- [Problem to solve] In the copy, keep every record exact and leave out all images.

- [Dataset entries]
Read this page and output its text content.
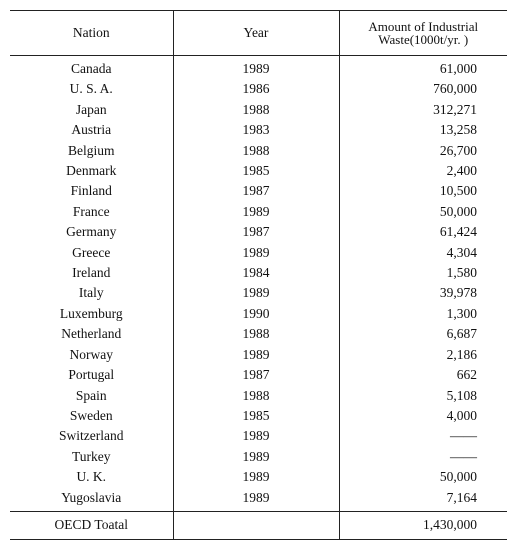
Nation	Year	Amount of Industrial
Waste(1000t/yr. )

Canada	1989	61,000
U. S. A.	1986	760,000
Japan	1988	312,271
Austria	1983	13,258
Belgium	1988	26,700
Denmark	1985	2,400
Finland	1987	10,500
France	1989	50,000
Germany	1987	61,424
Greece	1989	4,304
Ireland	1984	1,580
Italy	1989	39,978
Luxemburg	1990	1,300
Netherland	1988	6,687
Norway	1989	2,186
Portugal	1987	662
Spain	1988	5,108
Sweden	1985	4,000
Switzerland	1989	——
Turkey	1989	——
U. K.	1989	50,000
Yugoslavia	1989	7,164
OECD Toatal		1,430,000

- [Reply]
Read this page and output its text content.
Nation	Year	Amount of Industrial
Waste(1000t/yr. )

Canada	1989	61,000
U. S. A.	1986	760,000
Japan	1988	312,271
Austria	1983	13,258
Belgium	1988	26,700
Denmark	1985	2,400
Finland	1987	10,500
France	1989	50,000
Germany	1987	61,424
Greece	1989	4,304
Ireland	1984	1,580
Italy	1989	39,978
Luxemburg	1990	1,300
Netherland	1988	6,687
Norway	1989	2,186
Portugal	1987	662
Spain	1988	5,108
Sweden	1985	4,000
Switzerland	1989	——
Turkey	1989	——
U. K.	1989	50,000
Yugoslavia	1989	7,164
OECD Toatal		1,430,000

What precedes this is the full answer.